Required task> List the lines of this listing that hold the word "label".

(Data items)
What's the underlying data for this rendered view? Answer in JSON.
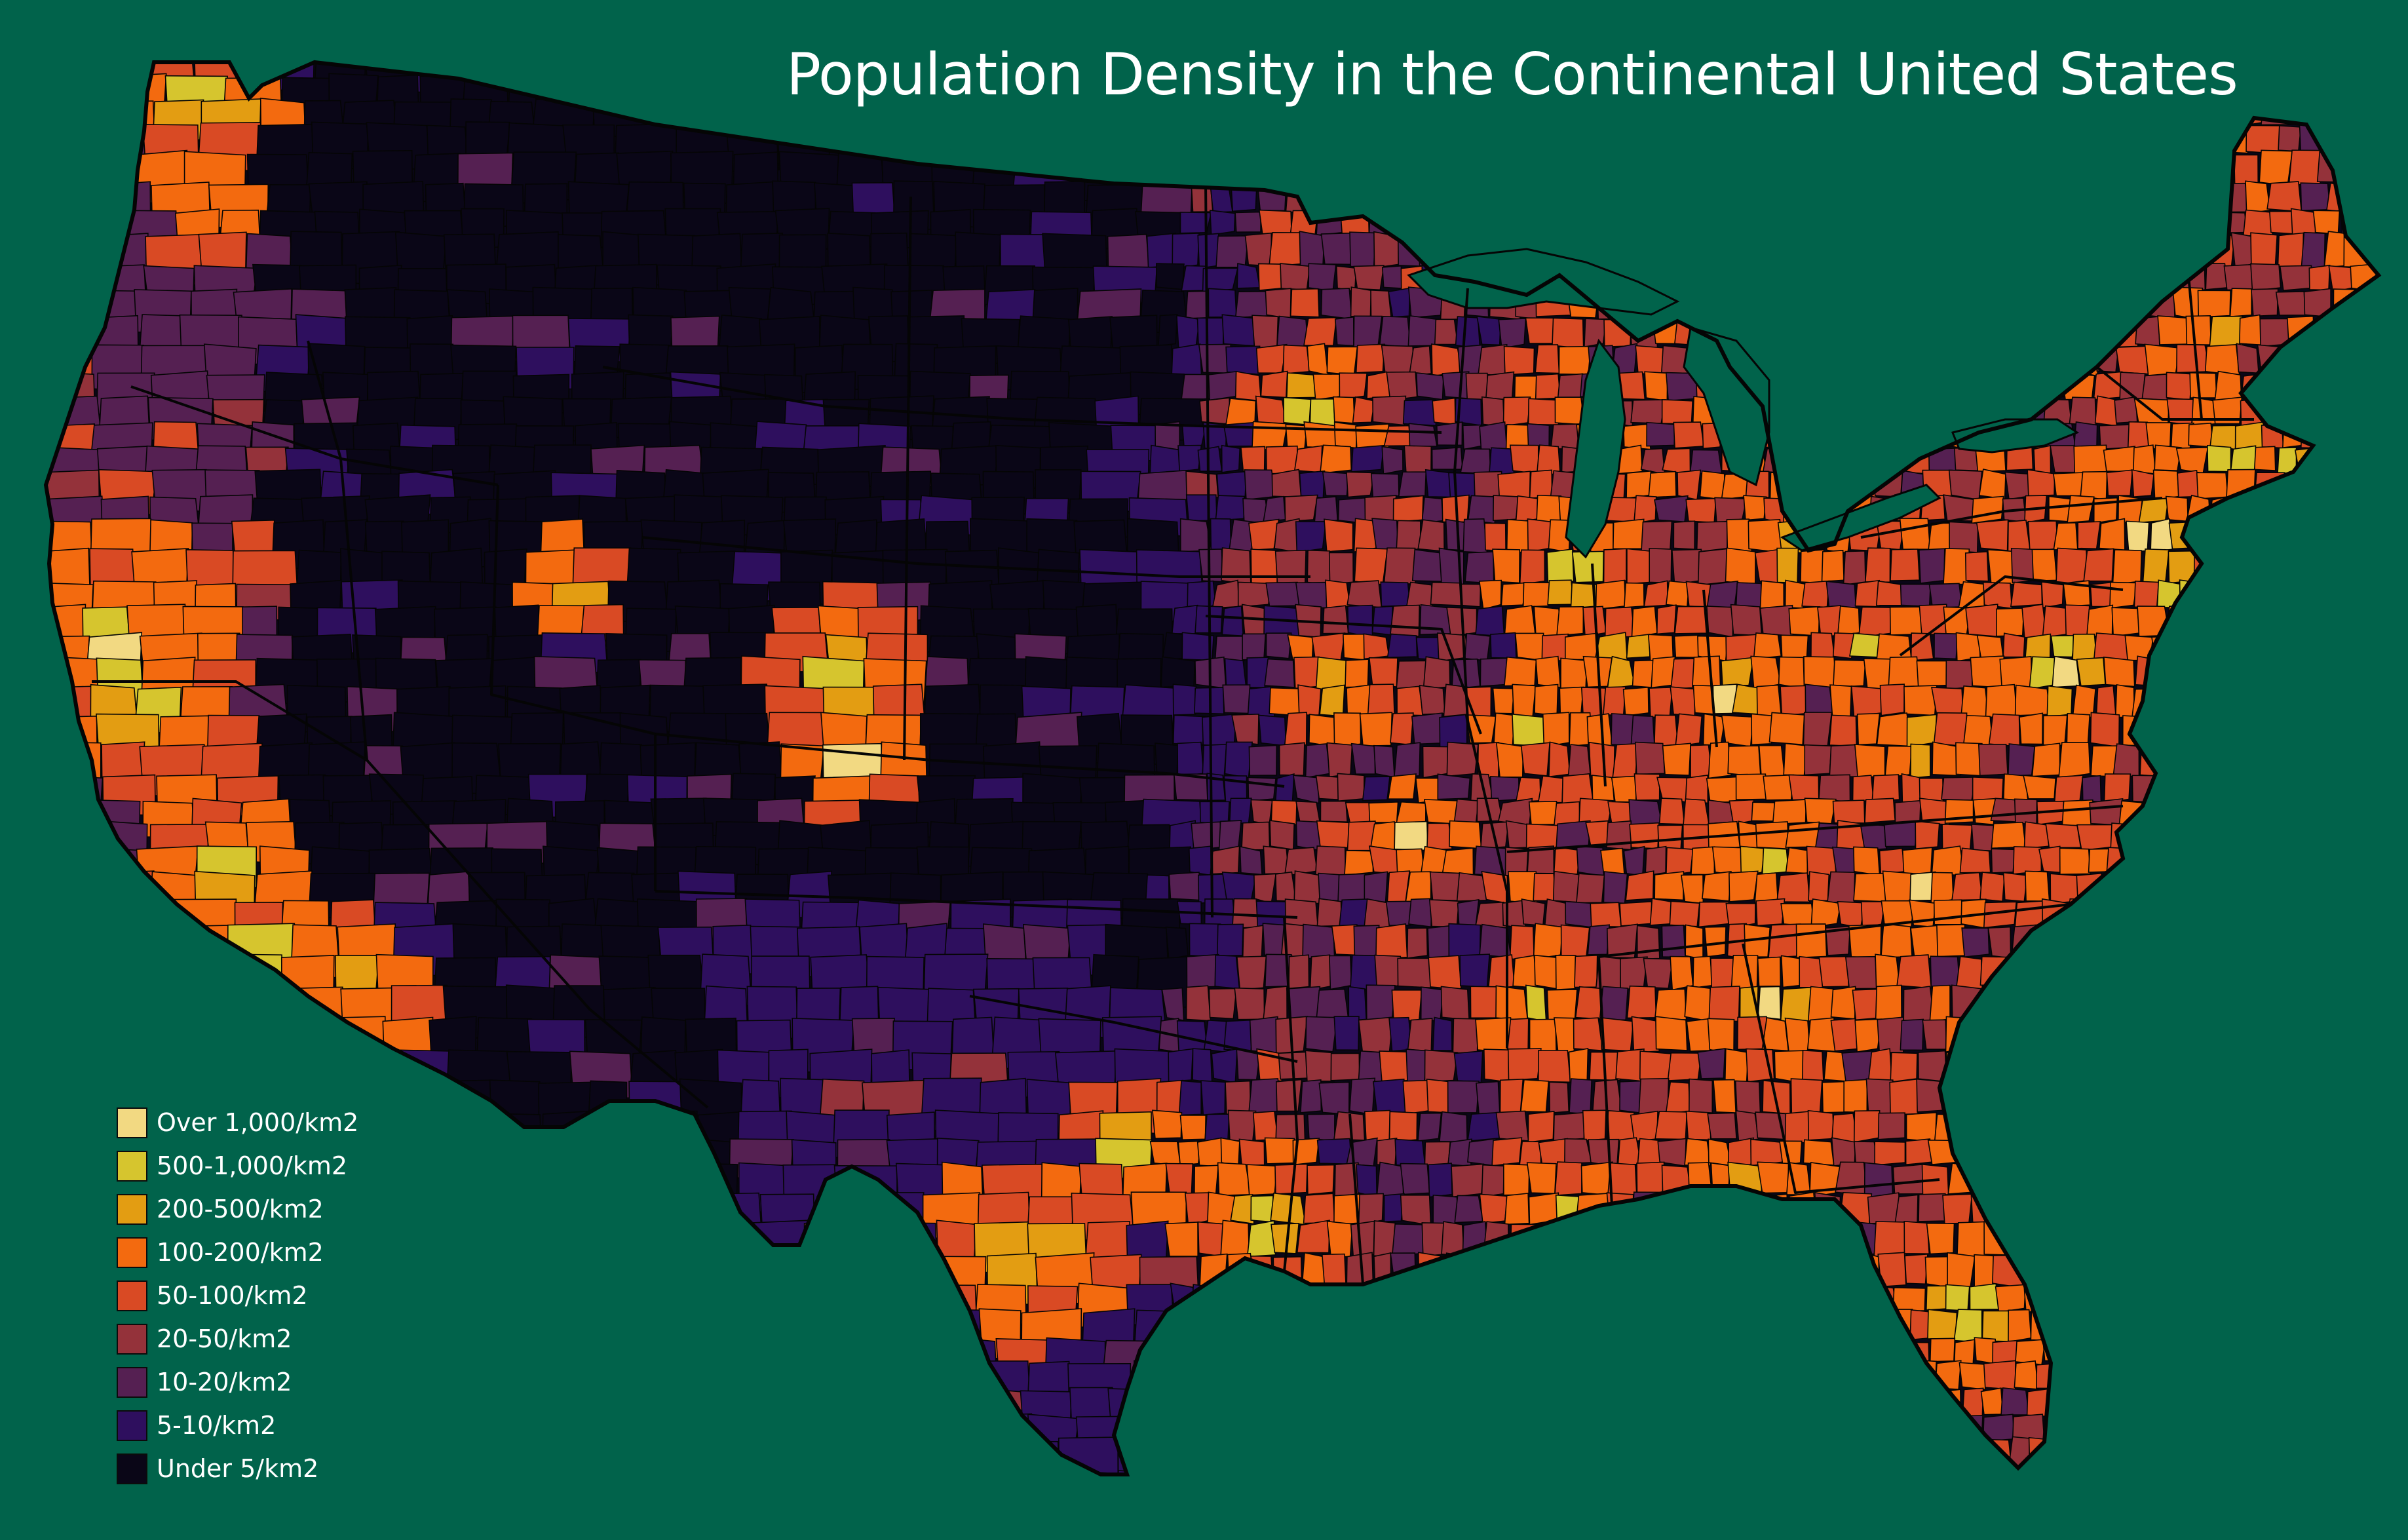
{
  "title": "Population Density in the Continental United States",
  "colors": {
    "background": "#01634b",
    "outline": "#050505"
  },
  "legend": {
    "items": [
      {
        "label": "Over 1,000/km2",
        "color": "#f2d982"
      },
      {
        "label": "500-1,000/km2",
        "color": "#d6c52e"
      },
      {
        "label": "200-500/km2",
        "color": "#e39d12"
      },
      {
        "label": "100-200/km2",
        "color": "#f36a0f"
      },
      {
        "label": "50-100/km2",
        "color": "#d94a24"
      },
      {
        "label": "20-50/km2",
        "color": "#94323a"
      },
      {
        "label": "10-20/km2",
        "color": "#552052"
      },
      {
        "label": "5-10/km2",
        "color": "#2e0f5e"
      },
      {
        "label": "Under 5/km2",
        "color": "#0a0617"
      }
    ]
  }
}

Expected answer>
        "label": "Over 1,000/km2",
        "label": "500-1,000/km2",
        "label": "200-500/km2",
        "label": "100-200/km2",
        "label": "50-100/km2",
        "label": "20-50/km2",
        "label": "10-20/km2",
        "label": "5-10/km2",
        "label": "Under 5/km2",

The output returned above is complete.